* **What to do**: Transcribe the whole listing without a single picture.

★ ★ ★

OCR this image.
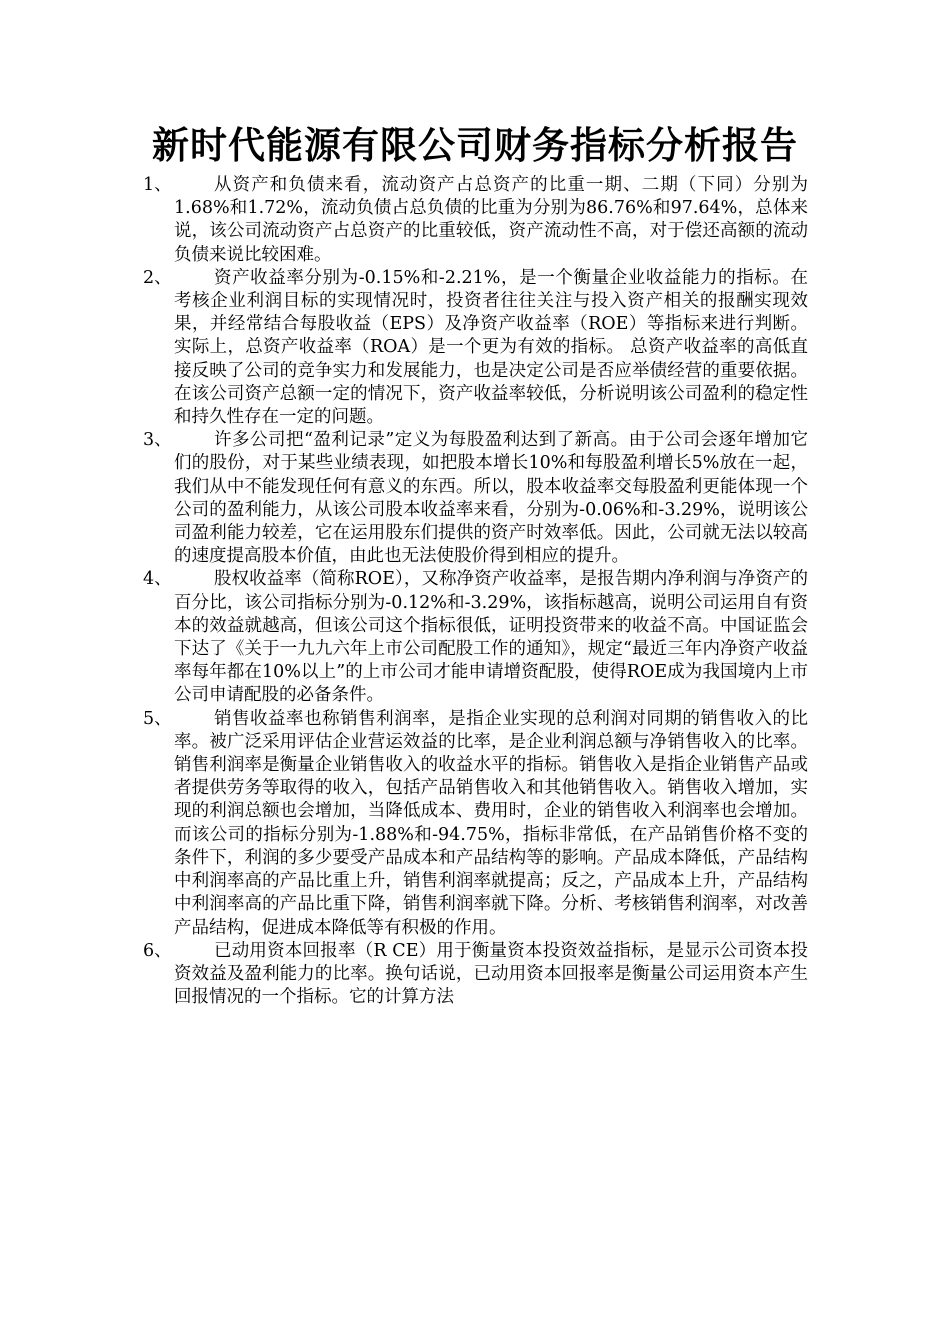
新时代能源有限公司财务指标分析报告
1、	从资产和负债来看，流动资产占总资产的比重一期、二期（下同）分别为1.68%和1.72%，流动负债占总负债的比重为分别为86.76%和97.64%，总体来说，该公司流动资产占总资产的比重较低，资产流动性不高，对于偿还高额的流动负债来说比较困难。
2、	资产收益率分别为-0.15%和-2.21%，是一个衡量企业收益能力的指标。在考核企业利润目标的实现情况时，投资者往往关注与投入资产相关的报酬实现效果，并经常结合每股收益（EPS）及净资产收益率（ROE）等指标来进行判断。实际上，总资产收益率（ROA）是一个更为有效的指标。 总资产收益率的高低直接反映了公司的竞争实力和发展能力，也是决定公司是否应举债经营的重要依据。在该公司资产总额一定的情况下，资产收益率较低，分析说明该公司盈利的稳定性和持久性存在一定的问题。
3、	许多公司把“盈利记录”定义为每股盈利达到了新高。由于公司会逐年增加它们的股份，对于某些业绩表现，如把股本增长10%和每股盈利增长5%放在一起，我们从中不能发现任何有意义的东西。所以，股本收益率交每股盈利更能体现一个公司的盈利能力，从该公司股本收益率来看，分别为-0.06%和-3.29%，说明该公司盈利能力较差，它在运用股东们提供的资产时效率低。因此，公司就无法以较高的速度提高股本价值，由此也无法使股价得到相应的提升。
4、	股权收益率（简称ROE），又称净资产收益率，是报告期内净利润与净资产的百分比，该公司指标分别为-0.12%和-3.29%，该指标越高，说明公司运用自有资本的效益就越高，但该公司这个指标很低，证明投资带来的收益不高。中国证监会下达了《关于一九九六年上市公司配股工作的通知》，规定“最近三年内净资产收益率每年都在10%以上”的上市公司才能申请增资配股，使得ROE成为我国境内上市公司申请配股的必备条件。
5、	销售收益率也称销售利润率，是指企业实现的总利润对同期的销售收入的比率。被广泛采用评估企业营运效益的比率，是企业利润总额与净销售收入的比率。销售利润率是衡量企业销售收入的收益水平的指标。销售收入是指企业销售产品或者提供劳务等取得的收入，包括产品销售收入和其他销售收入。销售收入增加，实现的利润总额也会增加，当降低成本、费用时，企业的销售收入利润率也会增加。而该公司的指标分别为-1.88%和-94.75%，指标非常低，在产品销售价格不变的条件下，利润的多少要受产品成本和产品结构等的影响。产品成本降低，产品结构中利润率高的产品比重上升，销售利润率就提高；反之，产品成本上升，产品结构中利润率高的产品比重下降，销售利润率就下降。分析、考核销售利润率，对改善产品结构，促进成本降低等有积极的作用。
6、	已动用资本回报率（R CE）用于衡量资本投资效益指标，是显示公司资本投资效益及盈利能力的比率。换句话说，已动用资本回报率是衡量公司运用资本产生回报情况的一个指标。它的计算方法
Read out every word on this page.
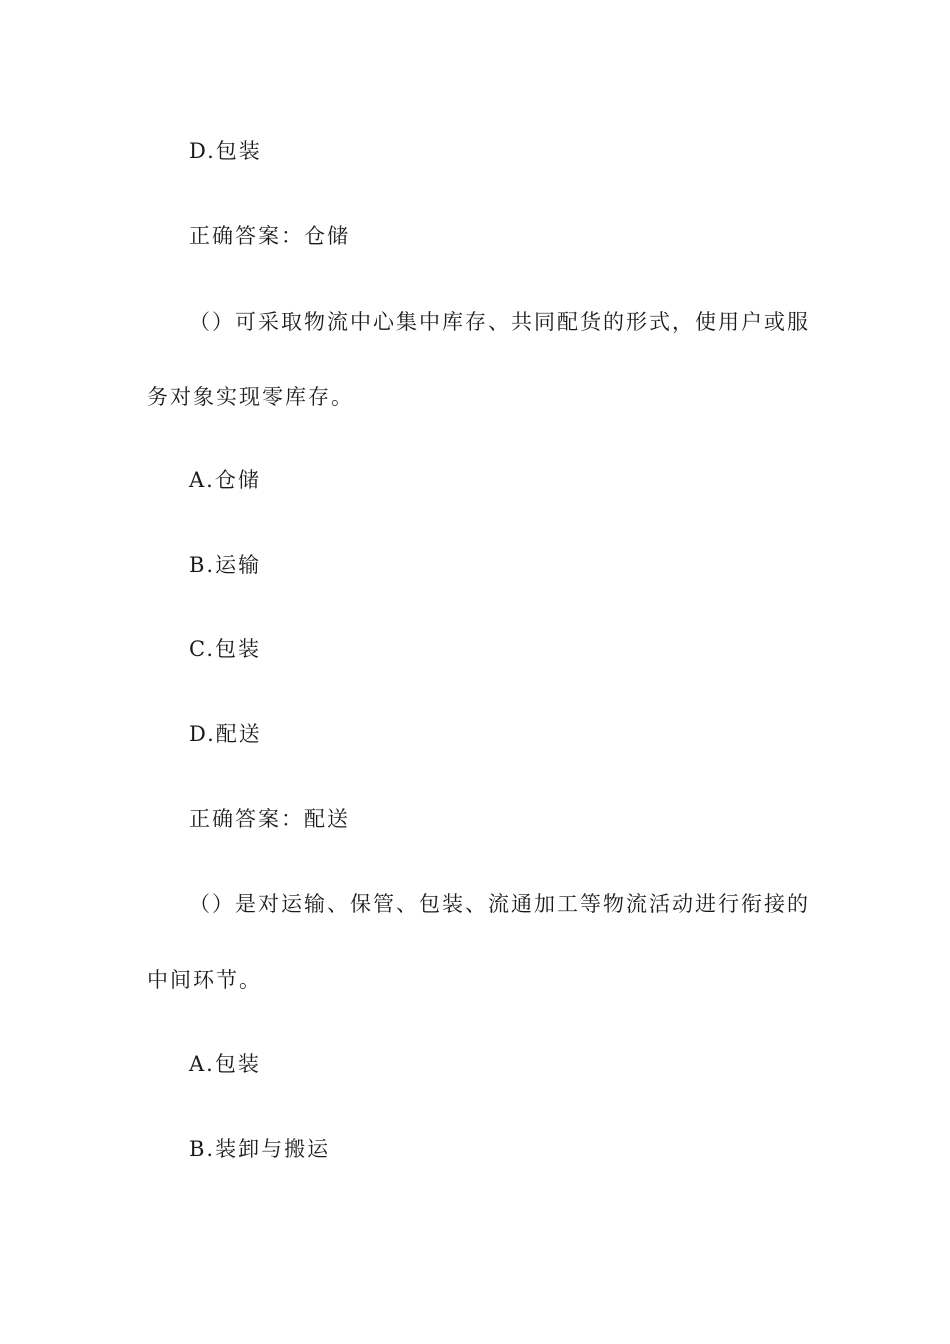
D.包装
正确答案：仓储
（）可采取物流中心集中库存、共同配货的形式，使用户或服
务对象实现零库存。
A.仓储
B.运输
C.包装
D.配送
正确答案：配送
（）是对运输、保管、包装、流通加工等物流活动进行衔接的
中间环节。
A.包装
B.装卸与搬运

★ ★ ★

* **Expected output**:
OCR this image.
新时代能源有限公司财务指标分析报告
1、	从资产和负债来看，流动资产占总资产的比重一期、二期（下同）分别为1.68%和1.72%，流动负债占总负债的比重为分别为86.76%和97.64%，总体来说，该公司流动资产占总资产的比重较低，资产流动性不高，对于偿还高额的流动负债来说比较困难。
2、	资产收益率分别为-0.15%和-2.21%，是一个衡量企业收益能力的指标。在考核企业利润目标的实现情况时，投资者往往关注与投入资产相关的报酬实现效果，并经常结合每股收益（EPS）及净资产收益率（ROE）等指标来进行判断。实际上，总资产收益率（ROA）是一个更为有效的指标。 总资产收益率的高低直接反映了公司的竞争实力和发展能力，也是决定公司是否应举债经营的重要依据。在该公司资产总额一定的情况下，资产收益率较低，分析说明该公司盈利的稳定性和持久性存在一定的问题。
3、	许多公司把“盈利记录”定义为每股盈利达到了新高。由于公司会逐年增加它们的股份，对于某些业绩表现，如把股本增长10%和每股盈利增长5%放在一起，我们从中不能发现任何有意义的东西。所以，股本收益率交每股盈利更能体现一个公司的盈利能力，从该公司股本收益率来看，分别为-0.06%和-3.29%，说明该公司盈利能力较差，它在运用股东们提供的资产时效率低。因此，公司就无法以较高的速度提高股本价值，由此也无法使股价得到相应的提升。
4、	股权收益率（简称ROE），又称净资产收益率，是报告期内净利润与净资产的百分比，该公司指标分别为-0.12%和-3.29%，该指标越高，说明公司运用自有资本的效益就越高，但该公司这个指标很低，证明投资带来的收益不高。中国证监会下达了《关于一九九六年上市公司配股工作的通知》，规定“最近三年内净资产收益率每年都在10%以上”的上市公司才能申请增资配股，使得ROE成为我国境内上市公司申请配股的必备条件。
5、	销售收益率也称销售利润率，是指企业实现的总利润对同期的销售收入的比率。被广泛采用评估企业营运效益的比率，是企业利润总额与净销售收入的比率。销售利润率是衡量企业销售收入的收益水平的指标。销售收入是指企业销售产品或者提供劳务等取得的收入，包括产品销售收入和其他销售收入。销售收入增加，实现的利润总额也会增加，当降低成本、费用时，企业的销售收入利润率也会增加。而该公司的指标分别为-1.88%和-94.75%，指标非常低，在产品销售价格不变的条件下，利润的多少要受产品成本和产品结构等的影响。产品成本降低，产品结构中利润率高的产品比重上升，销售利润率就提高；反之，产品成本上升，产品结构中利润率高的产品比重下降，销售利润率就下降。分析、考核销售利润率，对改善产品结构，促进成本降低等有积极的作用。
6、	已动用资本回报率（R CE）用于衡量资本投资效益指标，是显示公司资本投资效益及盈利能力的比率。换句话说，已动用资本回报率是衡量公司运用资本产生回报情况的一个指标。它的计算方法
Read out every word on this page.
D.包装
正确答案：仓储
（）可采取物流中心集中库存、共同配货的形式，使用户或服
务对象实现零库存。
A.仓储
B.运输
C.包装
D.配送
正确答案：配送
（）是对运输、保管、包装、流通加工等物流活动进行衔接的
中间环节。
A.包装
B.装卸与搬运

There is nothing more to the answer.